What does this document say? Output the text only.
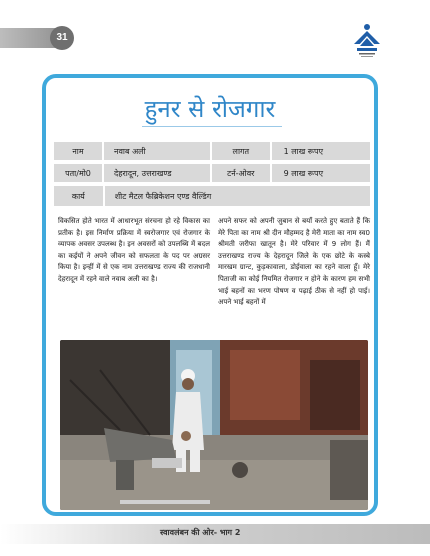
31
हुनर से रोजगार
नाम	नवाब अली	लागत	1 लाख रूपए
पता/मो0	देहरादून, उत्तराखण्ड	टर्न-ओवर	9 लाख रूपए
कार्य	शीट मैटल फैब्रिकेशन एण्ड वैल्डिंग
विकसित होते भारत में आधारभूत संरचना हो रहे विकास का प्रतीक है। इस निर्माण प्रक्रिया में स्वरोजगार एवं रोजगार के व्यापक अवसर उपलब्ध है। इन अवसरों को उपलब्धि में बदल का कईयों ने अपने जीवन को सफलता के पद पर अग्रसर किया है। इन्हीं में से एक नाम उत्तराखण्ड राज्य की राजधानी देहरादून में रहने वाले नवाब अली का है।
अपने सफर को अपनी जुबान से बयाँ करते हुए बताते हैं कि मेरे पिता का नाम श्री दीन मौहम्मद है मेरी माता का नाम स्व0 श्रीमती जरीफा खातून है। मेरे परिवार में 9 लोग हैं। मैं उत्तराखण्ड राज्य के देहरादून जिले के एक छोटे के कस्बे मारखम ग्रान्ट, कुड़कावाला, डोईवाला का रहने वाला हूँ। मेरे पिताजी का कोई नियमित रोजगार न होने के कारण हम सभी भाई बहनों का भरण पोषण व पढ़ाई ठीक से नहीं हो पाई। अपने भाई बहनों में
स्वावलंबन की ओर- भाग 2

----------

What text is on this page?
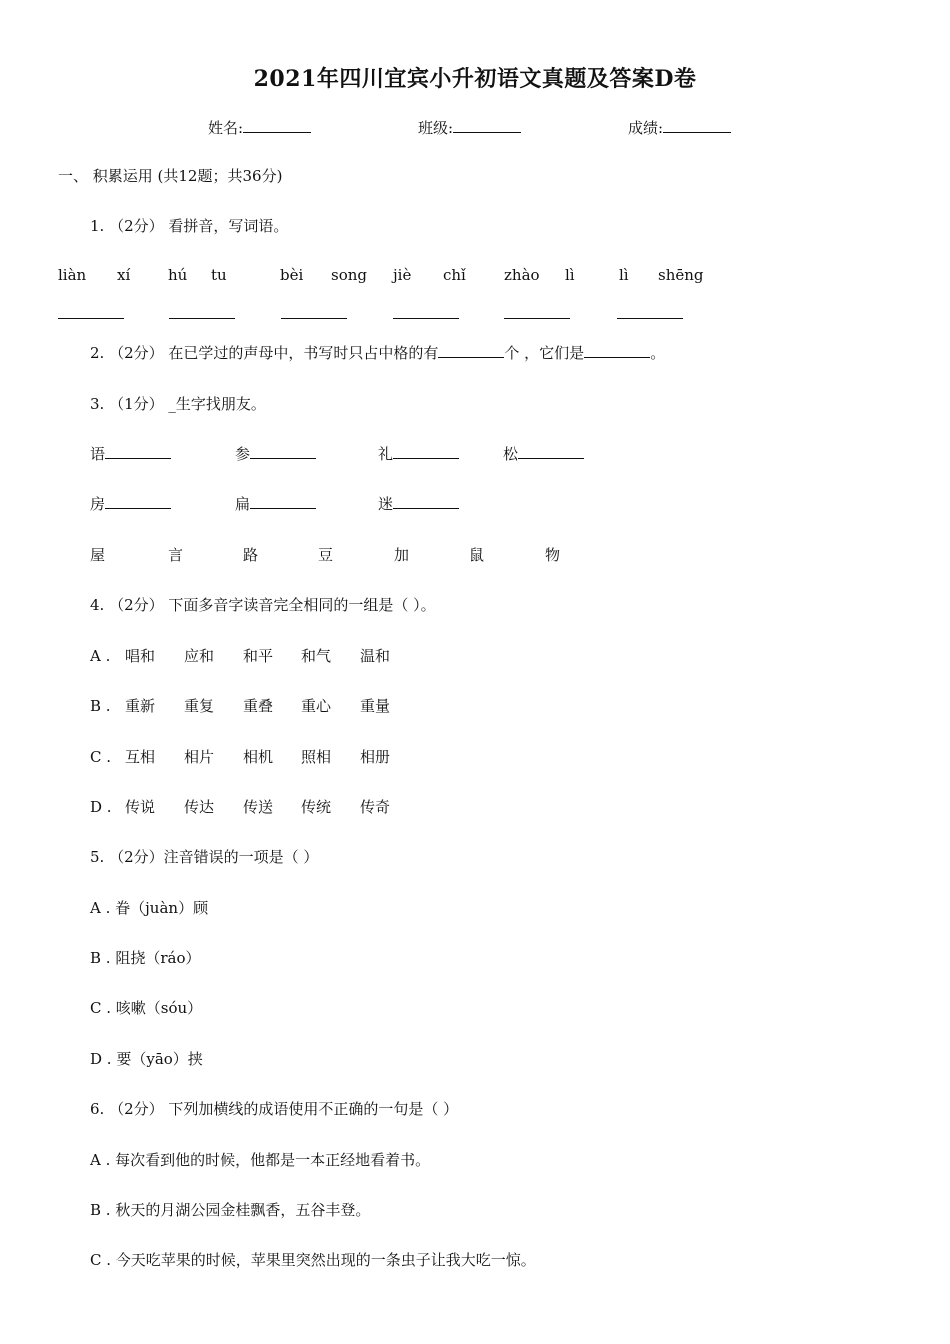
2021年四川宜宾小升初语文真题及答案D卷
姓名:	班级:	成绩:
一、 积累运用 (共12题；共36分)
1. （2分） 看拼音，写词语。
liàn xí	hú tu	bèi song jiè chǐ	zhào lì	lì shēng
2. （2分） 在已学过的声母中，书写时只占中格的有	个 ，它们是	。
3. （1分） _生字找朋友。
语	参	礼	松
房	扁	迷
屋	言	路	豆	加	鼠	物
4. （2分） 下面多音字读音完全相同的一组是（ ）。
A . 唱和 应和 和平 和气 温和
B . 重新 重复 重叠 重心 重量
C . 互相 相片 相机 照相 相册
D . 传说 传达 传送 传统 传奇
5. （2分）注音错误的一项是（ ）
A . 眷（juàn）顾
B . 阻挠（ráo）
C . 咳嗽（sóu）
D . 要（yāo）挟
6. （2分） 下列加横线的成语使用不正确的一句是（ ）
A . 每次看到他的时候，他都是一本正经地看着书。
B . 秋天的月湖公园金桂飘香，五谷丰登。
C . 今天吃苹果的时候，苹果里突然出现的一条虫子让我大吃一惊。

----------

*Short problem*
Collect every line above that contains the word "text".

*Problem solution*
What does this document say? Output the text only.
What text is on this page?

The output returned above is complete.